# START OF AVAILABLE RECORDS

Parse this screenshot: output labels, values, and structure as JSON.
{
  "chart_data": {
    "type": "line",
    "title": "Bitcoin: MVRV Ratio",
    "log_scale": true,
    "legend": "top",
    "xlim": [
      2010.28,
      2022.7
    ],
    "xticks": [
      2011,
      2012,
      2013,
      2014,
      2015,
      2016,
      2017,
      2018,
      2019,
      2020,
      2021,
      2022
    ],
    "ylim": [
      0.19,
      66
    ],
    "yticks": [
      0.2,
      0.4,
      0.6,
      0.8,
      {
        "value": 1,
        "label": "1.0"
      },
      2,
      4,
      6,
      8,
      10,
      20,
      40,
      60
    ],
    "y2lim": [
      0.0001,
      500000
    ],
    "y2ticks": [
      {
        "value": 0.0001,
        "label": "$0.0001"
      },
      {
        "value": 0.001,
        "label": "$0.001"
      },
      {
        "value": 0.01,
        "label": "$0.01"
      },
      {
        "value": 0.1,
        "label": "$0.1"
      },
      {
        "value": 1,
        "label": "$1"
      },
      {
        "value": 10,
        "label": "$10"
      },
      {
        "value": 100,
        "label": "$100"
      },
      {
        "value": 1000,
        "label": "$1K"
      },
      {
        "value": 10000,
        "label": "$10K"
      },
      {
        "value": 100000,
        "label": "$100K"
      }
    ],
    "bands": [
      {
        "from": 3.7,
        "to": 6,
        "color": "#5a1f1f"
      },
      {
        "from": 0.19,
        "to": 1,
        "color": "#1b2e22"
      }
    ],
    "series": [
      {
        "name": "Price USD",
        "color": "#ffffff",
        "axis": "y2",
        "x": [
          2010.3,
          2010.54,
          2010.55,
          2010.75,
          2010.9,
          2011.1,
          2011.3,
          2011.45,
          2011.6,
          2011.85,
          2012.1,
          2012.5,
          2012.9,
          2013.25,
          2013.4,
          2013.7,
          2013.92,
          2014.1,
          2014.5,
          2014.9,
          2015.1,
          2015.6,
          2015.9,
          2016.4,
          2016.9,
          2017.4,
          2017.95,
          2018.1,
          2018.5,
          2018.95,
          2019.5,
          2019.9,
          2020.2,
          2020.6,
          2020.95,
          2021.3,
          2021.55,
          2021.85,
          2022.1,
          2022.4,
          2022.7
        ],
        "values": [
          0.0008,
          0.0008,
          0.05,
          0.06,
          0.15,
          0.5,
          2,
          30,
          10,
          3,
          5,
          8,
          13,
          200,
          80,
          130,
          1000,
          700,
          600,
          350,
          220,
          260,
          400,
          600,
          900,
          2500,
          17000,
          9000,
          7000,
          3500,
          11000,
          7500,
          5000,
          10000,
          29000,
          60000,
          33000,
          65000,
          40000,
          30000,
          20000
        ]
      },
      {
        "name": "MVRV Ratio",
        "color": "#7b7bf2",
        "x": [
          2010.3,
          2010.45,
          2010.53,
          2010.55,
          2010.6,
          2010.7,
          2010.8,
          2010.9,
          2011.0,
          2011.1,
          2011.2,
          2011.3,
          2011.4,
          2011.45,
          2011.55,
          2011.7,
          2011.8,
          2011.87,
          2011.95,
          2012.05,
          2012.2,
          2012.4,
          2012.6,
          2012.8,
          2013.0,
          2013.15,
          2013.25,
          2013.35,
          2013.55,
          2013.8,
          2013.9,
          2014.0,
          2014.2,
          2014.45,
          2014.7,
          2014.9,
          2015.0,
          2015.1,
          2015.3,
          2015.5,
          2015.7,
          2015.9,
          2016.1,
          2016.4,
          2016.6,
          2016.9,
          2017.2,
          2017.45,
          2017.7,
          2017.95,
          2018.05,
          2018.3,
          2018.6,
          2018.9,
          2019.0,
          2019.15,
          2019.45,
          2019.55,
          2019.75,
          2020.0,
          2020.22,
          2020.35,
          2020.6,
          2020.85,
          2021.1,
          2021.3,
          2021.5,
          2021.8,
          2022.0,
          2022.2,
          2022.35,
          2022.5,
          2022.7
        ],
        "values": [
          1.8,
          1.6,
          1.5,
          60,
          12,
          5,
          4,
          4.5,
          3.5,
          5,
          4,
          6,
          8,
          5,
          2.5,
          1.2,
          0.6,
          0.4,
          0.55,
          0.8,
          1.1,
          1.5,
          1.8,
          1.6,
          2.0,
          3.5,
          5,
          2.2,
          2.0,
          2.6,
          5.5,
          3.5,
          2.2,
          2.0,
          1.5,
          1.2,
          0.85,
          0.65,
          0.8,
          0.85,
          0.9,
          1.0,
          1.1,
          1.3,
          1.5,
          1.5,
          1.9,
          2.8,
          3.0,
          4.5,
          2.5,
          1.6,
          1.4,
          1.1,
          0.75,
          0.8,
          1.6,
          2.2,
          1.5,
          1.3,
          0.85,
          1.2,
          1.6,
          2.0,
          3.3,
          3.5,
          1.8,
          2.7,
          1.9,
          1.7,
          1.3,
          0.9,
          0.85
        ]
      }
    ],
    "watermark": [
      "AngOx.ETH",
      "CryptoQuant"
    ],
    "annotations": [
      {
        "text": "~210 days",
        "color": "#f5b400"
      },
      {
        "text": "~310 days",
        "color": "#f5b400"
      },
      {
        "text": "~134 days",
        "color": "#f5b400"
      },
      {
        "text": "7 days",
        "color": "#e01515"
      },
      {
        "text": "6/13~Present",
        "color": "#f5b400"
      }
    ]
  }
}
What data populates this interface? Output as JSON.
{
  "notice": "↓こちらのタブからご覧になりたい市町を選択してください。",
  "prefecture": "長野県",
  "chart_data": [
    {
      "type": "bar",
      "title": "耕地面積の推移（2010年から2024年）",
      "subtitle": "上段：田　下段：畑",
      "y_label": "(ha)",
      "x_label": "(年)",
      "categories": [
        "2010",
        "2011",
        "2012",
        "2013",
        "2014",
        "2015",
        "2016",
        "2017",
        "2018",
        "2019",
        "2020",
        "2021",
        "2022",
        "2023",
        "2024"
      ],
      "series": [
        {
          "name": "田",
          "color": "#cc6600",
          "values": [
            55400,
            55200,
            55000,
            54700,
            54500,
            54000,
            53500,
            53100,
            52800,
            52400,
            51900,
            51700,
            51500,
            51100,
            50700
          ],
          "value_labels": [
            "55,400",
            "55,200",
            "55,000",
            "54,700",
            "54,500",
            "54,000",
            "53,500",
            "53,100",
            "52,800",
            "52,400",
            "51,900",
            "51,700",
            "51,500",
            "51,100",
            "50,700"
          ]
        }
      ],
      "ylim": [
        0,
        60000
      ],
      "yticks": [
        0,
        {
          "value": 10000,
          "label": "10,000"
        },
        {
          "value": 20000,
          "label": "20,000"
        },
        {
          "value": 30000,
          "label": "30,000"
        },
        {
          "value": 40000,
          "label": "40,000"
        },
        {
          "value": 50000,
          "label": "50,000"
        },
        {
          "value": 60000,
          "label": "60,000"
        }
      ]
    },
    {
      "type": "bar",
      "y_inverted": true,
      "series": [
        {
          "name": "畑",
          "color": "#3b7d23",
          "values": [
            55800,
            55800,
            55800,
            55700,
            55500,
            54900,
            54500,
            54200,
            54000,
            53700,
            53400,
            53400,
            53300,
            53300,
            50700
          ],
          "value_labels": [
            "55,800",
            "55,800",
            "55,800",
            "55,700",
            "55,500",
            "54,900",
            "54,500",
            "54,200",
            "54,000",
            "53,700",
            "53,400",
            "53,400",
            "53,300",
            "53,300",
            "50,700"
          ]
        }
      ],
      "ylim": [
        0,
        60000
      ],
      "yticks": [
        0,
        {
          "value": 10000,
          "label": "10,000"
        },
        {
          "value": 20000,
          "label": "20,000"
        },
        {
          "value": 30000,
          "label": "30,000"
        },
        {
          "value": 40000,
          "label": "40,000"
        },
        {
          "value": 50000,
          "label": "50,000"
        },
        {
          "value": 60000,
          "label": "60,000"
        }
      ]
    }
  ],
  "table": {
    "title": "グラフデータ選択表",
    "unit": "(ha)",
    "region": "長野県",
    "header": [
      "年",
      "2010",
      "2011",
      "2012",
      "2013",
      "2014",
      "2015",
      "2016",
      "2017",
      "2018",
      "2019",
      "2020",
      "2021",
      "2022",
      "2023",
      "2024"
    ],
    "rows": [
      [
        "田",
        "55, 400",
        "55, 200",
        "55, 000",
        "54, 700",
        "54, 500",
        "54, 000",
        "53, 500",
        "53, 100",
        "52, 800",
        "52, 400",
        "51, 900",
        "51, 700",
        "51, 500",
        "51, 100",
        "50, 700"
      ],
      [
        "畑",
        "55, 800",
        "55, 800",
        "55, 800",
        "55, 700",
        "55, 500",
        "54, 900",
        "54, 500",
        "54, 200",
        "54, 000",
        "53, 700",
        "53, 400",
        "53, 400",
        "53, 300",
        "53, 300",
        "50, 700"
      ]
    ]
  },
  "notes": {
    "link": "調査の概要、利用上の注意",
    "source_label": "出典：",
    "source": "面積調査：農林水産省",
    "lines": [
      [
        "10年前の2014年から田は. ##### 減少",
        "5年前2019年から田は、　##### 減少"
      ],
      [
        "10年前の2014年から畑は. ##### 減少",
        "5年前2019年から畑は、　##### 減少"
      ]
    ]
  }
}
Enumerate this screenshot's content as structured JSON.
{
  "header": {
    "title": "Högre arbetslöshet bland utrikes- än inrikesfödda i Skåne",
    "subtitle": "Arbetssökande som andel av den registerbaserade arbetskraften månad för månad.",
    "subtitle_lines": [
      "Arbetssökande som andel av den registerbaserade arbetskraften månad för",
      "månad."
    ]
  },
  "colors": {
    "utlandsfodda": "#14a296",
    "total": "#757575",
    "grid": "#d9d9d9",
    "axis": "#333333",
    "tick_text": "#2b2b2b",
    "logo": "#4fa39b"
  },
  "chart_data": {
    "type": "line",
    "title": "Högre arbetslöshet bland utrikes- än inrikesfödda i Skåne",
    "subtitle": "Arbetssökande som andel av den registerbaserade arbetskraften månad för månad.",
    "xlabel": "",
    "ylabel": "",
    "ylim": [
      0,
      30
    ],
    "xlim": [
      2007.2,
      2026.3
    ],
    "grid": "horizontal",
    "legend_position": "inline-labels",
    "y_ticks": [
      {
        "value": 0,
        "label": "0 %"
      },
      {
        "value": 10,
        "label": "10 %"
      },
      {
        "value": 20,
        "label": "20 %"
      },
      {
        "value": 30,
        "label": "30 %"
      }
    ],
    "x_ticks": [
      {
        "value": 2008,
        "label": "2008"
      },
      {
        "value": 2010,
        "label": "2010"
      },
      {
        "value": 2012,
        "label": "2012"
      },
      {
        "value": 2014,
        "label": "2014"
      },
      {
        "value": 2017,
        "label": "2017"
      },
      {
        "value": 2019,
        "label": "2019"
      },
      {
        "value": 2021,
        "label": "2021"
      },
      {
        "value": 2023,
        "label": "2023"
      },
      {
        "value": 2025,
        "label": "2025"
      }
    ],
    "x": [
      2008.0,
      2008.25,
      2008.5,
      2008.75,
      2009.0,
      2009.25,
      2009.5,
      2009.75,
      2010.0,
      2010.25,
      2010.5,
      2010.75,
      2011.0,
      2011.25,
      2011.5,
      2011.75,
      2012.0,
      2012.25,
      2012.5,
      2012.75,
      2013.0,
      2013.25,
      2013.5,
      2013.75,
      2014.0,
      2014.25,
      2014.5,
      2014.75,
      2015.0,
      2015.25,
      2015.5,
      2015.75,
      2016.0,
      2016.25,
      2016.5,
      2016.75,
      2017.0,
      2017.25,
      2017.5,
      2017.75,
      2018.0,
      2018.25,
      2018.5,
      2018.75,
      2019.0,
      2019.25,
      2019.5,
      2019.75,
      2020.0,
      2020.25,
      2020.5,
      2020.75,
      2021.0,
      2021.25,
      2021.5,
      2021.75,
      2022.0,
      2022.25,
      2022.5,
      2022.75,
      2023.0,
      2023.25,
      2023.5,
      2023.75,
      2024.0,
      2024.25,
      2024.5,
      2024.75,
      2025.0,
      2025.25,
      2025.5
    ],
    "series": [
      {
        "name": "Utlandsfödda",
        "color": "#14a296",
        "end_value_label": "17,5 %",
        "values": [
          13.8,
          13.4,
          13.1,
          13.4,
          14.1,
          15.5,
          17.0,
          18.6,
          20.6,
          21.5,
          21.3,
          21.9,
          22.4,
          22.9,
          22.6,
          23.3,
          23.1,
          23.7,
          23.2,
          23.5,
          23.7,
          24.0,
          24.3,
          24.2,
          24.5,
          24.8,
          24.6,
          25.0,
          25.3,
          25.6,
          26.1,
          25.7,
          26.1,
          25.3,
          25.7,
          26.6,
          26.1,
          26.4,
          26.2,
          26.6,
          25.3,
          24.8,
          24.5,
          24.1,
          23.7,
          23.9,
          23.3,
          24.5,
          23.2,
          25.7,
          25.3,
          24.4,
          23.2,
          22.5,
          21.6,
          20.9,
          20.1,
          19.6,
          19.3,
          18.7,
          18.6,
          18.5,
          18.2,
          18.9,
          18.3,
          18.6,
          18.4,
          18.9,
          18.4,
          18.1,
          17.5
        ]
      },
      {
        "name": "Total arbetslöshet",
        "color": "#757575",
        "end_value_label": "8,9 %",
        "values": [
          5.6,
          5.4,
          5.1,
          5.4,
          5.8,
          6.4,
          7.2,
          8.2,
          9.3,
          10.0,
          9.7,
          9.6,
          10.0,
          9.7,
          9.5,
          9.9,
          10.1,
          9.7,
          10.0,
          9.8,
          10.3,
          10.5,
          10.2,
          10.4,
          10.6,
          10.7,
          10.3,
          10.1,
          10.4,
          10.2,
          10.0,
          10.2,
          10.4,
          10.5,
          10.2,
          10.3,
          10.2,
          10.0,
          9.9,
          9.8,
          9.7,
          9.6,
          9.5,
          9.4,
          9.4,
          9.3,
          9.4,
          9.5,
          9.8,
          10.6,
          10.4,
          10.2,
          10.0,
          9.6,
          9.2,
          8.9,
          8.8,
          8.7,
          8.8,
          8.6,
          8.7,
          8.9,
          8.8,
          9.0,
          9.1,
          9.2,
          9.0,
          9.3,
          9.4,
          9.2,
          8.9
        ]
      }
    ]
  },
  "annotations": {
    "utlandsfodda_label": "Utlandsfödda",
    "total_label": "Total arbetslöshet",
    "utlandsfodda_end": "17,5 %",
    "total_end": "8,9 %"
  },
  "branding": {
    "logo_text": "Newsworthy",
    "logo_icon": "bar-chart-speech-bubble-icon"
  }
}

# END OF AVAILABLE RECORDS

PROBLEM DESCRIPTION >>
Scan the listing above for the word "arbetslöshet" and show each line where it is found.

CORRECT ANSWER >>
    "title": "Högre arbetslöshet bland utrikes- än inrikesfödda i Skåne",
    "title": "Högre arbetslöshet bland utrikes- än inrikesfödda i Skåne",
        "name": "Total arbetslöshet",
    "total_label": "Total arbetslöshet",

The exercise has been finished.